[Begin]

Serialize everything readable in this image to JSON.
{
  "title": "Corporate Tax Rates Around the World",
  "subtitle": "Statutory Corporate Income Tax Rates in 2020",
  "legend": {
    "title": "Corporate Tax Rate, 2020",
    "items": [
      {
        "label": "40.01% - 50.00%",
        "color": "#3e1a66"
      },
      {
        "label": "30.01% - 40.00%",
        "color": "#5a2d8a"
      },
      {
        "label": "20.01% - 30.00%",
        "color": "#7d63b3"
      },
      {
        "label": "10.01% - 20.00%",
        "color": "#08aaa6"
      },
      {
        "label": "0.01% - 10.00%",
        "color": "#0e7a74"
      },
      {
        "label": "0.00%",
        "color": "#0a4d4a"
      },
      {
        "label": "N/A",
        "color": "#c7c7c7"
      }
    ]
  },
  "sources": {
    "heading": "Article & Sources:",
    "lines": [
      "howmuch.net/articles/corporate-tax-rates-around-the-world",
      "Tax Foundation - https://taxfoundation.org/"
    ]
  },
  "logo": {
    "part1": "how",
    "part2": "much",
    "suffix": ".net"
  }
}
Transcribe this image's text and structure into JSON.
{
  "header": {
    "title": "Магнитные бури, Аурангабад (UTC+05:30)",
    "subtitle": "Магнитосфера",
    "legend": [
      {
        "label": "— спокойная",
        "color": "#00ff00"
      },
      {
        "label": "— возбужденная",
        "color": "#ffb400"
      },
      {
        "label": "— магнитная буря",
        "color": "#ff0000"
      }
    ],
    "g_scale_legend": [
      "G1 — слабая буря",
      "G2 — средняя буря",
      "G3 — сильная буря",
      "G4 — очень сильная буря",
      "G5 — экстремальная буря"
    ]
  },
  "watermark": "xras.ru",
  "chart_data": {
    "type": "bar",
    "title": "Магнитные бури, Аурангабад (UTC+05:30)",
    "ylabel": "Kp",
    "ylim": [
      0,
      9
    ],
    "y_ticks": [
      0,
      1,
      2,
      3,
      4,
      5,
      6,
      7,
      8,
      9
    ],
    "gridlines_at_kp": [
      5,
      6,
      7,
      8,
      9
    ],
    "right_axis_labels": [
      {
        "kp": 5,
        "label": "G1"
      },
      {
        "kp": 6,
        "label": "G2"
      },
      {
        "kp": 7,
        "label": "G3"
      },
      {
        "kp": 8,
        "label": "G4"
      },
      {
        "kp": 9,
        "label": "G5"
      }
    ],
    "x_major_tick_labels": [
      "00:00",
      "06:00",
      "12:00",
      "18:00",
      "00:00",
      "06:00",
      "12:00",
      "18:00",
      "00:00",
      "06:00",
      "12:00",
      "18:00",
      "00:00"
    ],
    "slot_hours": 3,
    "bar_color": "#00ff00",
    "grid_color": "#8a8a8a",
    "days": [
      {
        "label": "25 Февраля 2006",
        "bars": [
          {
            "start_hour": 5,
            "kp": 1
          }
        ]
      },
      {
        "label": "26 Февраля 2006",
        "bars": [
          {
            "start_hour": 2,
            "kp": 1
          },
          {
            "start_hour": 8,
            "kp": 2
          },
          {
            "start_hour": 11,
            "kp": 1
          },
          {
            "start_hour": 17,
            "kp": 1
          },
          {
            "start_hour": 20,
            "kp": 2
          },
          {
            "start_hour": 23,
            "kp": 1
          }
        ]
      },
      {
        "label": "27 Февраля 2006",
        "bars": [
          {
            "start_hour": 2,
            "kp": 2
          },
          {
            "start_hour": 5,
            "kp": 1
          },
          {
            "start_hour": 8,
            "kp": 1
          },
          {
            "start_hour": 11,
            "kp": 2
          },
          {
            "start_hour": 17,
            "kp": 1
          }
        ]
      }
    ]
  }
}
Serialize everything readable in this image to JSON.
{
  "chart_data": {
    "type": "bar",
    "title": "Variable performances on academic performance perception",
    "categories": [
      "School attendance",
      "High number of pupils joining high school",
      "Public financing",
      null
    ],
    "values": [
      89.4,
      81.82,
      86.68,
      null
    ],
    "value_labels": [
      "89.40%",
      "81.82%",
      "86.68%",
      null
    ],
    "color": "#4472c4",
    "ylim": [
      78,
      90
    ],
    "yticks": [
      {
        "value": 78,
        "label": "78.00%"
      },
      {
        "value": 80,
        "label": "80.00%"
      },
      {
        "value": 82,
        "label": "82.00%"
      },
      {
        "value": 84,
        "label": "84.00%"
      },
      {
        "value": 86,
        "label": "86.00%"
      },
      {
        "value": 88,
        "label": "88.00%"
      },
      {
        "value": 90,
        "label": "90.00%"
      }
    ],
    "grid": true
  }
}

[End]

▶ **Task prompt**:
Return all of the entries word for word.

▶ **Task solution**:
Serialize everything readable in this image to JSON.
{
  "title": "Corporate Tax Rates Around the World",
  "subtitle": "Statutory Corporate Income Tax Rates in 2020",
  "legend": {
    "title": "Corporate Tax Rate, 2020",
    "items": [
      {
        "label": "40.01% - 50.00%",
        "color": "#3e1a66"
      },
      {
        "label": "30.01% - 40.00%",
        "color": "#5a2d8a"
      },
      {
        "label": "20.01% - 30.00%",
        "color": "#7d63b3"
      },
      {
        "label": "10.01% - 20.00%",
        "color": "#08aaa6"
      },
      {
        "label": "0.01% - 10.00%",
        "color": "#0e7a74"
      },
      {
        "label": "0.00%",
        "color": "#0a4d4a"
      },
      {
        "label": "N/A",
        "color": "#c7c7c7"
      }
    ]
  },
  "sources": {
    "heading": "Article & Sources:",
    "lines": [
      "howmuch.net/articles/corporate-tax-rates-around-the-world",
      "Tax Foundation - https://taxfoundation.org/"
    ]
  },
  "logo": {
    "part1": "how",
    "part2": "much",
    "suffix": ".net"
  }
}
Transcribe this image's text and structure into JSON.
{
  "header": {
    "title": "Магнитные бури, Аурангабад (UTC+05:30)",
    "subtitle": "Магнитосфера",
    "legend": [
      {
        "label": "— спокойная",
        "color": "#00ff00"
      },
      {
        "label": "— возбужденная",
        "color": "#ffb400"
      },
      {
        "label": "— магнитная буря",
        "color": "#ff0000"
      }
    ],
    "g_scale_legend": [
      "G1 — слабая буря",
      "G2 — средняя буря",
      "G3 — сильная буря",
      "G4 — очень сильная буря",
      "G5 — экстремальная буря"
    ]
  },
  "watermark": "xras.ru",
  "chart_data": {
    "type": "bar",
    "title": "Магнитные бури, Аурангабад (UTC+05:30)",
    "ylabel": "Kp",
    "ylim": [
      0,
      9
    ],
    "y_ticks": [
      0,
      1,
      2,
      3,
      4,
      5,
      6,
      7,
      8,
      9
    ],
    "gridlines_at_kp": [
      5,
      6,
      7,
      8,
      9
    ],
    "right_axis_labels": [
      {
        "kp": 5,
        "label": "G1"
      },
      {
        "kp": 6,
        "label": "G2"
      },
      {
        "kp": 7,
        "label": "G3"
      },
      {
        "kp": 8,
        "label": "G4"
      },
      {
        "kp": 9,
        "label": "G5"
      }
    ],
    "x_major_tick_labels": [
      "00:00",
      "06:00",
      "12:00",
      "18:00",
      "00:00",
      "06:00",
      "12:00",
      "18:00",
      "00:00",
      "06:00",
      "12:00",
      "18:00",
      "00:00"
    ],
    "slot_hours": 3,
    "bar_color": "#00ff00",
    "grid_color": "#8a8a8a",
    "days": [
      {
        "label": "25 Февраля 2006",
        "bars": [
          {
            "start_hour": 5,
            "kp": 1
          }
        ]
      },
      {
        "label": "26 Февраля 2006",
        "bars": [
          {
            "start_hour": 2,
            "kp": 1
          },
          {
            "start_hour": 8,
            "kp": 2
          },
          {
            "start_hour": 11,
            "kp": 1
          },
          {
            "start_hour": 17,
            "kp": 1
          },
          {
            "start_hour": 20,
            "kp": 2
          },
          {
            "start_hour": 23,
            "kp": 1
          }
        ]
      },
      {
        "label": "27 Февраля 2006",
        "bars": [
          {
            "start_hour": 2,
            "kp": 2
          },
          {
            "start_hour": 5,
            "kp": 1
          },
          {
            "start_hour": 8,
            "kp": 1
          },
          {
            "start_hour": 11,
            "kp": 2
          },
          {
            "start_hour": 17,
            "kp": 1
          }
        ]
      }
    ]
  }
}
Serialize everything readable in this image to JSON.
{
  "chart_data": {
    "type": "bar",
    "title": "Variable performances on academic performance perception",
    "categories": [
      "School attendance",
      "High number of pupils joining high school",
      "Public financing",
      null
    ],
    "values": [
      89.4,
      81.82,
      86.68,
      null
    ],
    "value_labels": [
      "89.40%",
      "81.82%",
      "86.68%",
      null
    ],
    "color": "#4472c4",
    "ylim": [
      78,
      90
    ],
    "yticks": [
      {
        "value": 78,
        "label": "78.00%"
      },
      {
        "value": 80,
        "label": "80.00%"
      },
      {
        "value": 82,
        "label": "82.00%"
      },
      {
        "value": 84,
        "label": "84.00%"
      },
      {
        "value": 86,
        "label": "86.00%"
      },
      {
        "value": 88,
        "label": "88.00%"
      },
      {
        "value": 90,
        "label": "90.00%"
      }
    ],
    "grid": true
  }
}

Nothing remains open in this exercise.